_Exercise material_
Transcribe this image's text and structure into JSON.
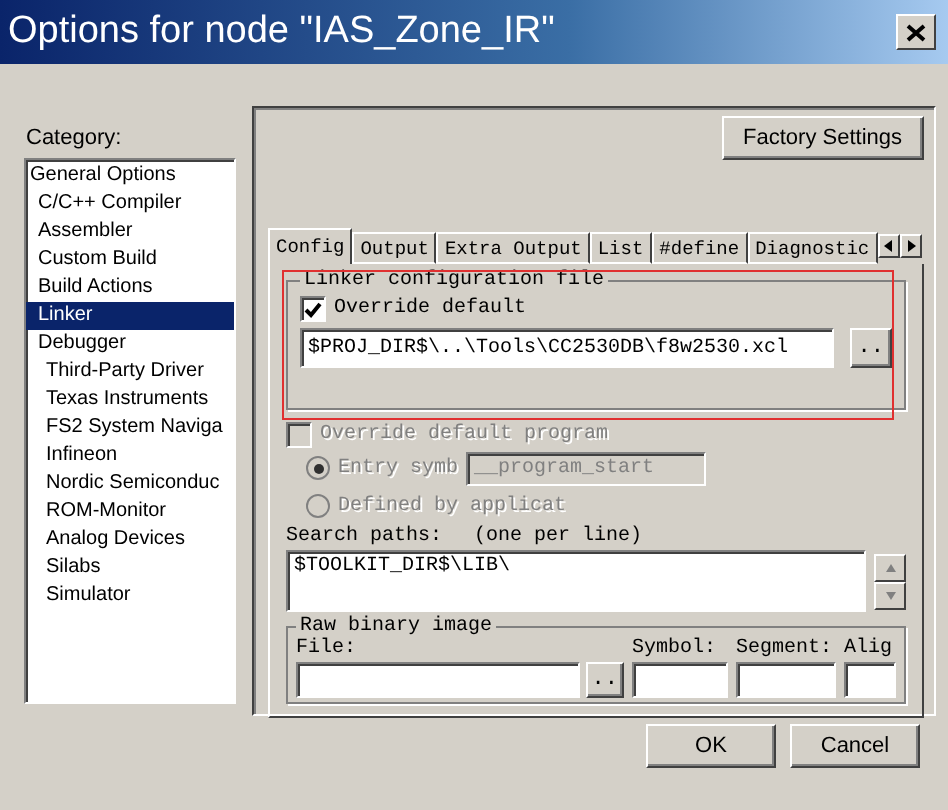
{
  "window": {
    "title": "Options for node \"IAS_Zone_IR\""
  },
  "category": {
    "label": "Category:",
    "items": [
      {
        "label": "General Options",
        "selected": false,
        "children": [
          {
            "label": "C/C++ Compiler",
            "selected": false
          },
          {
            "label": "Assembler",
            "selected": false
          },
          {
            "label": "Custom Build",
            "selected": false
          },
          {
            "label": "Build Actions",
            "selected": false
          },
          {
            "label": "Linker",
            "selected": true
          },
          {
            "label": "Debugger",
            "selected": false,
            "children": [
              {
                "label": "Third-Party Driver",
                "selected": false
              },
              {
                "label": "Texas Instruments",
                "selected": false
              },
              {
                "label": "FS2 System Naviga",
                "selected": false
              },
              {
                "label": "Infineon",
                "selected": false
              },
              {
                "label": "Nordic Semiconduc",
                "selected": false
              },
              {
                "label": "ROM-Monitor",
                "selected": false
              },
              {
                "label": "Analog Devices",
                "selected": false
              },
              {
                "label": "Silabs",
                "selected": false
              },
              {
                "label": "Simulator",
                "selected": false
              }
            ]
          }
        ]
      }
    ]
  },
  "factory_button": "Factory Settings",
  "tabs": [
    {
      "label": "Config",
      "selected": true
    },
    {
      "label": "Output",
      "selected": false
    },
    {
      "label": "Extra Output",
      "selected": false
    },
    {
      "label": "List",
      "selected": false
    },
    {
      "label": "#define",
      "selected": false
    },
    {
      "label": "Diagnostic",
      "selected": false
    }
  ],
  "linker_config": {
    "title": "Linker configuration file",
    "override": {
      "label": "Override default",
      "checked": true
    },
    "path": "$PROJ_DIR$\\..\\Tools\\CC2530DB\\f8w2530.xcl",
    "browse": ".."
  },
  "program": {
    "override": {
      "label": "Override default program",
      "checked": false,
      "disabled": true
    },
    "options": [
      {
        "label": "Entry symb",
        "selected": true,
        "disabled": true,
        "value": "__program_start"
      },
      {
        "label": "Defined by applicat",
        "selected": false,
        "disabled": true
      }
    ]
  },
  "search_paths": {
    "label": "Search paths:",
    "hint": "(one per line)",
    "value": "$TOOLKIT_DIR$\\LIB\\"
  },
  "raw_binary": {
    "title": "Raw binary image",
    "fields": [
      {
        "label": "File:",
        "browse": ".."
      },
      {
        "label": "Symbol:"
      },
      {
        "label": "Segment:"
      },
      {
        "label": "Alig"
      }
    ]
  },
  "buttons": [
    {
      "label": "OK"
    },
    {
      "label": "Cancel"
    }
  ]
}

_The exercise_
In the listing above, how many lines hold the word "image"? Give the number and nothing more.

_Exercise response_
2